■ EXERCISE ■
Here is a listing, set out below; repeat its lines from the one with "Type out the text in this image." to the last, both included, and leave out the pictures.

■ RECORDS PROVIDED ■
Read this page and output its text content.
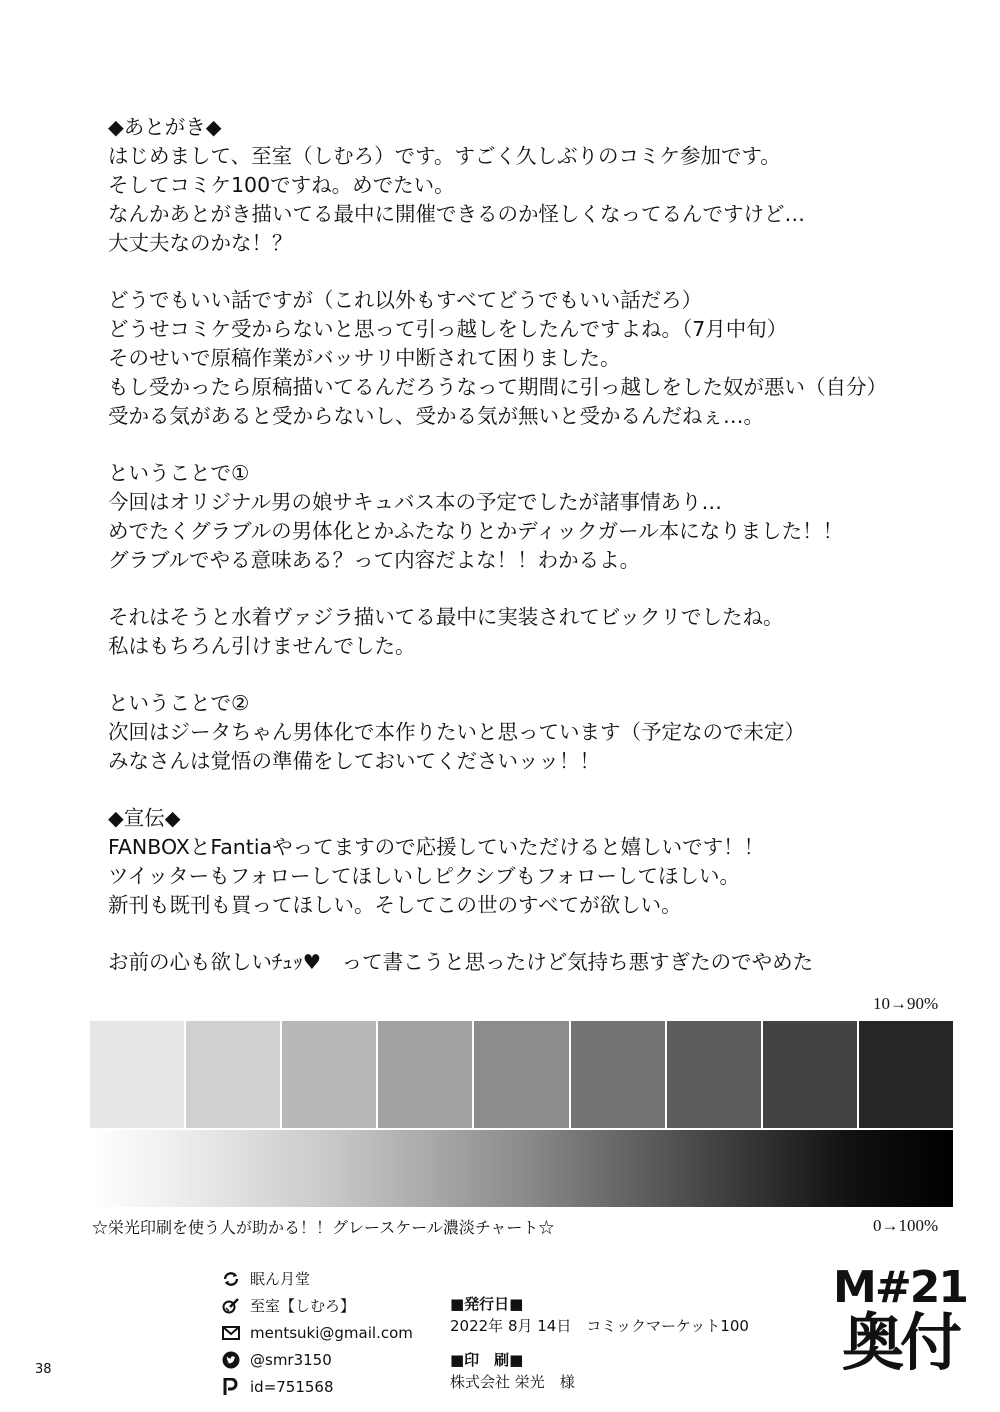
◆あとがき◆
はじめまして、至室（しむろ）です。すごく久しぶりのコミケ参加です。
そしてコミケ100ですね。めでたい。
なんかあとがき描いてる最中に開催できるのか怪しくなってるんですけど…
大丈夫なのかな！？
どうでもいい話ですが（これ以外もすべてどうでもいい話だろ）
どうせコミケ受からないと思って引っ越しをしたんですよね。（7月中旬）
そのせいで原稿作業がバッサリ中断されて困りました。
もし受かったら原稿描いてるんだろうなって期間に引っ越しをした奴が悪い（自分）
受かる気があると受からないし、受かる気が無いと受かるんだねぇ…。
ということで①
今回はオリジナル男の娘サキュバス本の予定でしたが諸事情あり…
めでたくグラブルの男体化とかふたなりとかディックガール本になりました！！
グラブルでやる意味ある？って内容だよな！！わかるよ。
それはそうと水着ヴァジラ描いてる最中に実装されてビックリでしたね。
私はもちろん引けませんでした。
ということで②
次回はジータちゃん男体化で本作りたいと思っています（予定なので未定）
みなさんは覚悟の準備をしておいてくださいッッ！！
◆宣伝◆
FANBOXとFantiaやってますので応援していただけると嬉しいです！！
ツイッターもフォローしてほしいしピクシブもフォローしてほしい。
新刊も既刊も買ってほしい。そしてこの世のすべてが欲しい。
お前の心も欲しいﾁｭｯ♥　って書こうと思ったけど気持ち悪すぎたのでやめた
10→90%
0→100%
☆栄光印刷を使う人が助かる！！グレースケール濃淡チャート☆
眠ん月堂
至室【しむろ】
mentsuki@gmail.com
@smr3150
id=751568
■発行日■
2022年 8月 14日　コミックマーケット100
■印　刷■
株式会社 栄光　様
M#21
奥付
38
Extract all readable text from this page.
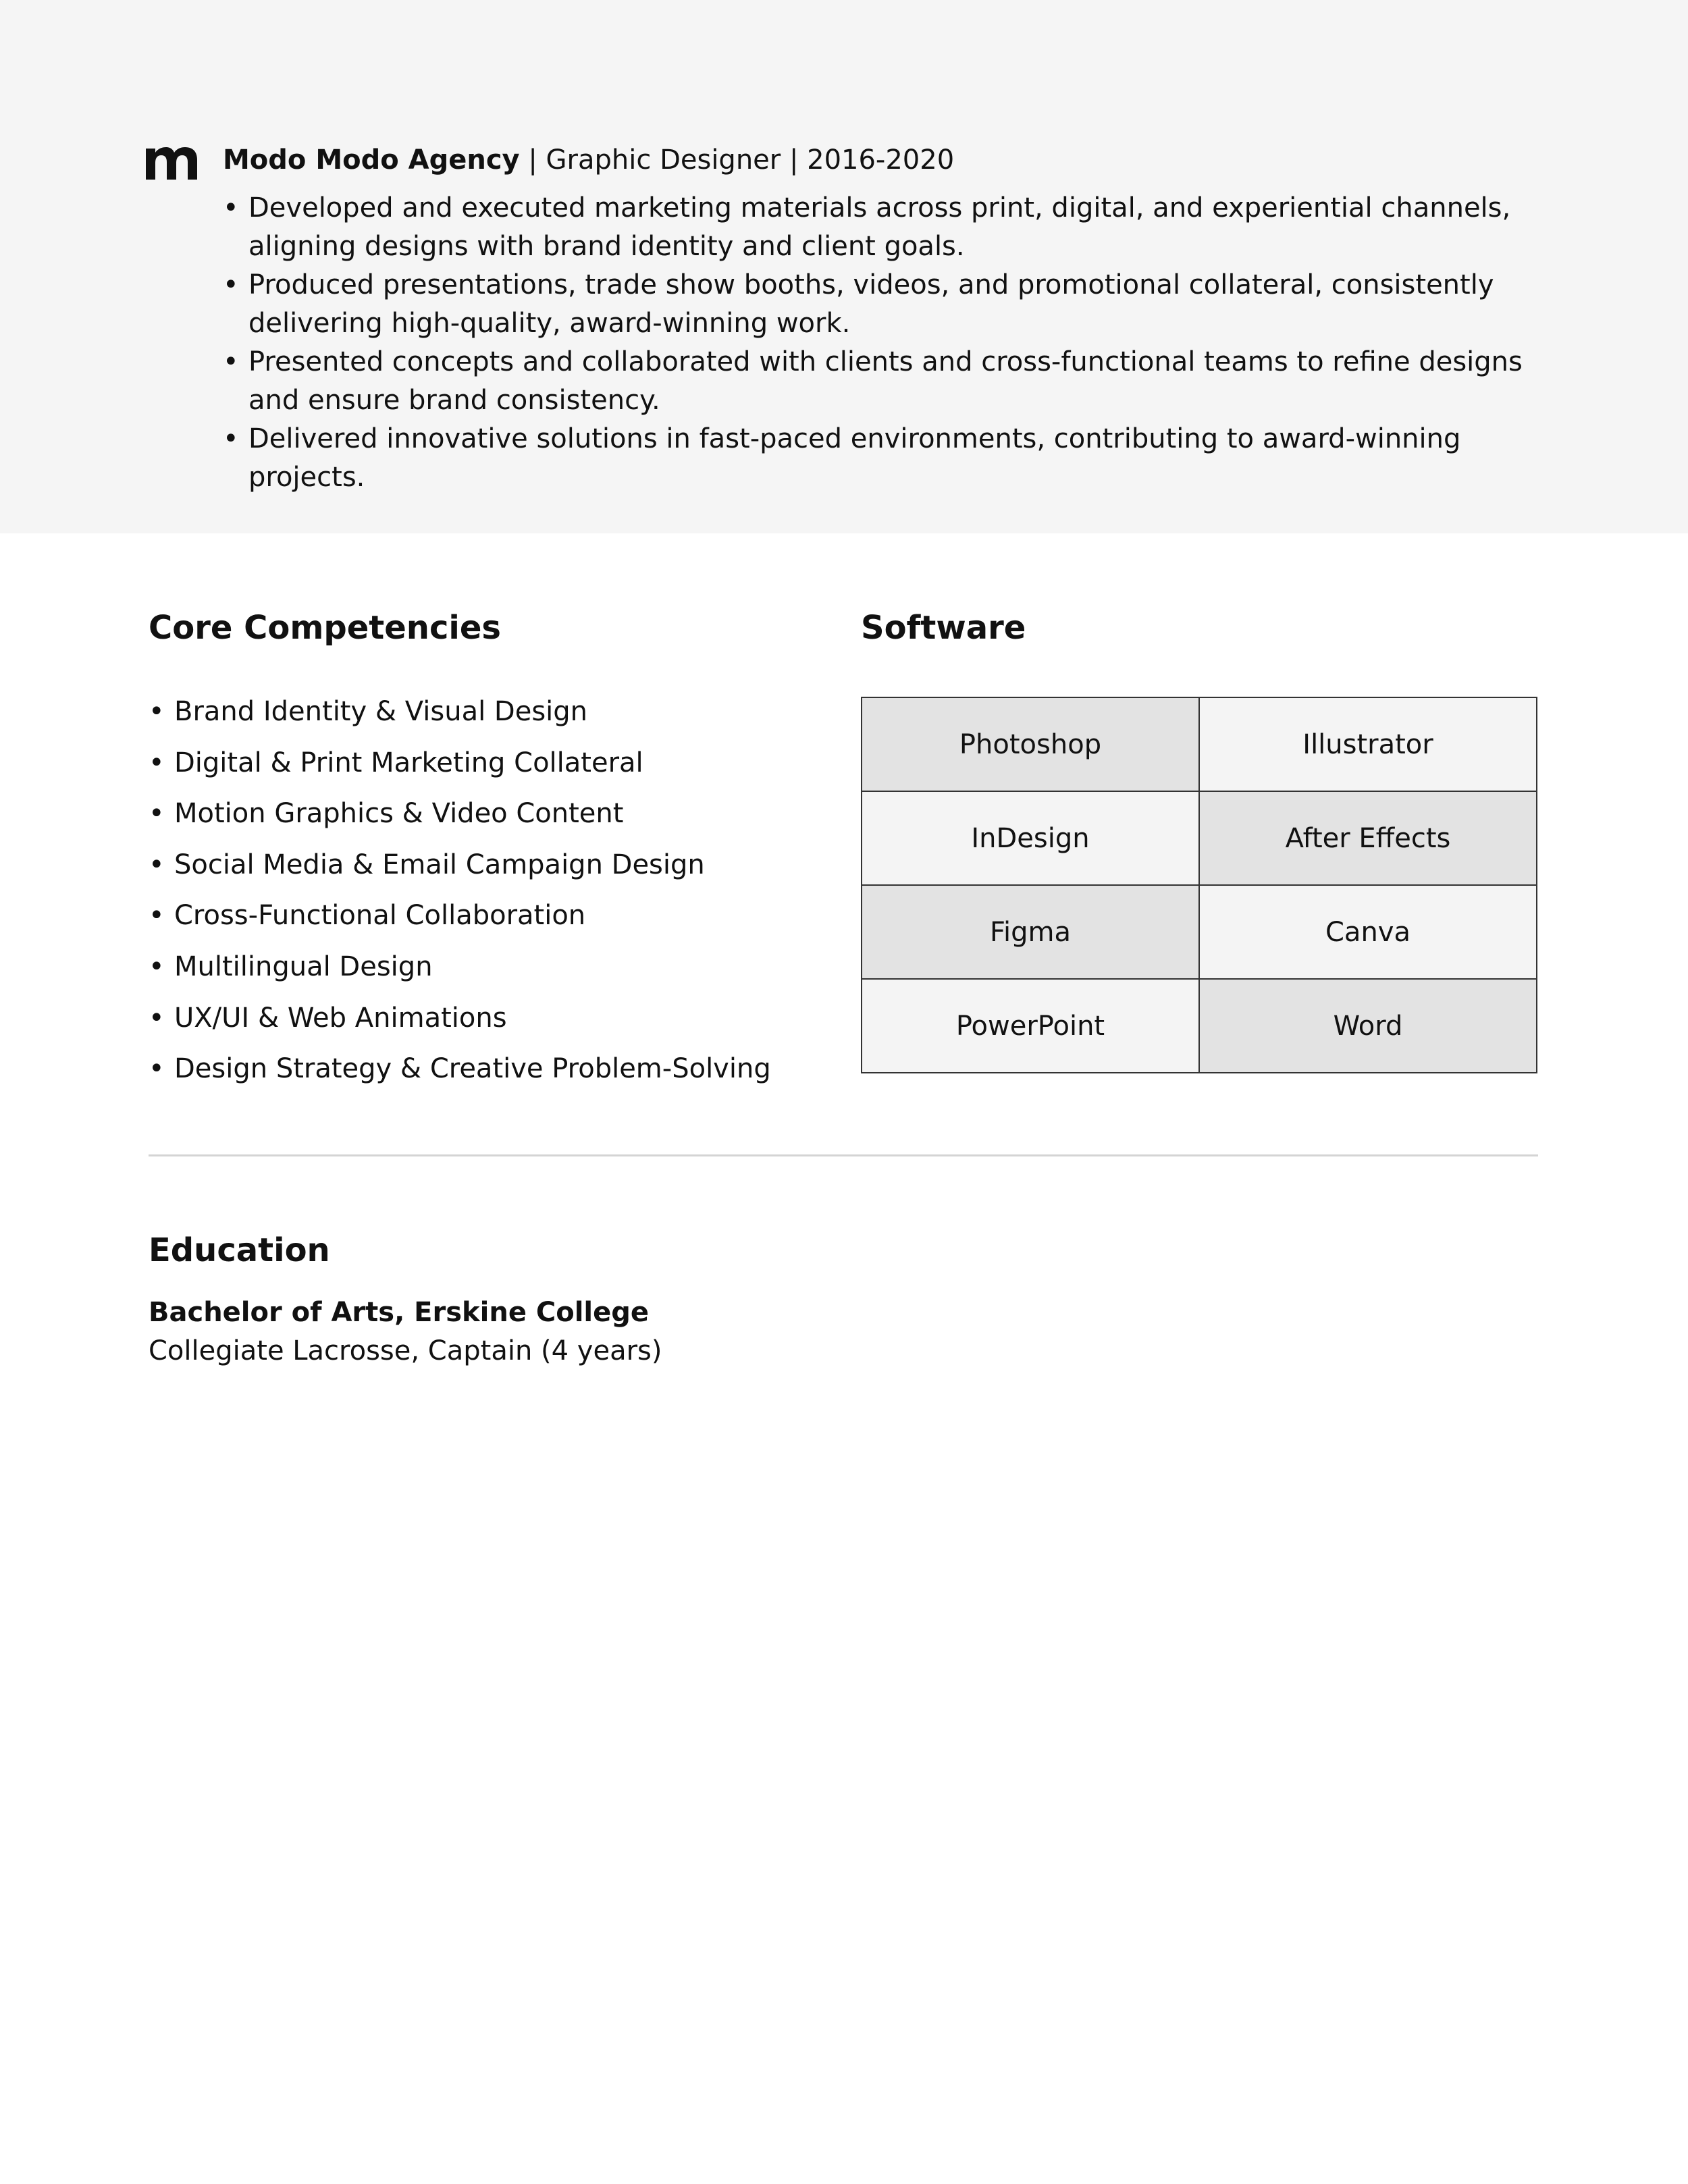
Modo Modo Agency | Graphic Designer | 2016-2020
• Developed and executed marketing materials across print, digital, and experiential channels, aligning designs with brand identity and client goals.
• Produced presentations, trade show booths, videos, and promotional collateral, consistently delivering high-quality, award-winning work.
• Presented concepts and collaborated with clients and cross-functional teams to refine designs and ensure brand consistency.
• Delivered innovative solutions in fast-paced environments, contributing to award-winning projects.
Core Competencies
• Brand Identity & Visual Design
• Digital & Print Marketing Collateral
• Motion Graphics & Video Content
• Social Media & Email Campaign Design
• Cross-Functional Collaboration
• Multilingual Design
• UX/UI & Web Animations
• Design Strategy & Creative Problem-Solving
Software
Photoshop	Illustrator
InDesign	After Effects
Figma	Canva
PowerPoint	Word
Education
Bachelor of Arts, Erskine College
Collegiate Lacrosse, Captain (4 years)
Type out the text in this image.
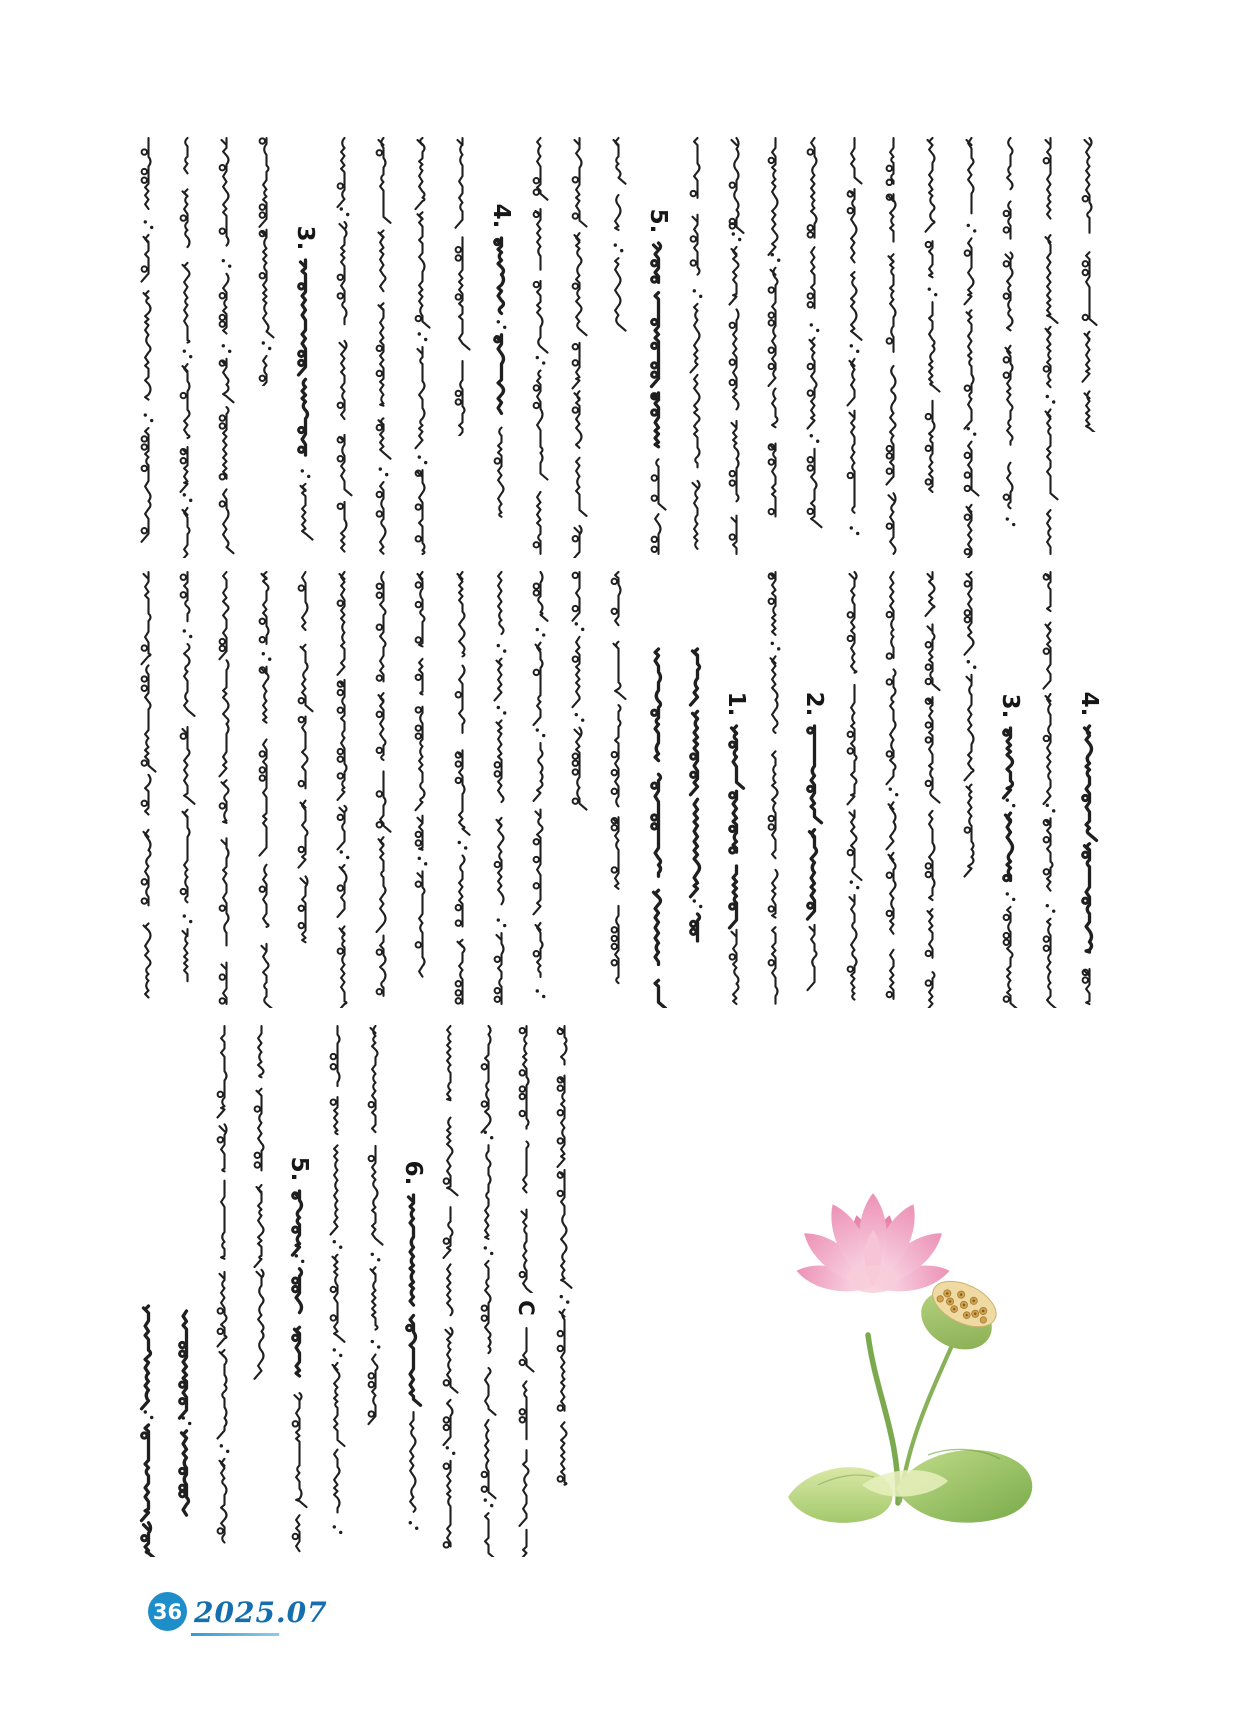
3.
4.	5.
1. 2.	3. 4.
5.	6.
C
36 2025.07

■ FULL OUTPUT ■
Type out the text in this image.
3.
4.	5.
1. 2.	3. 4.
5.	6.
C
36 2025.07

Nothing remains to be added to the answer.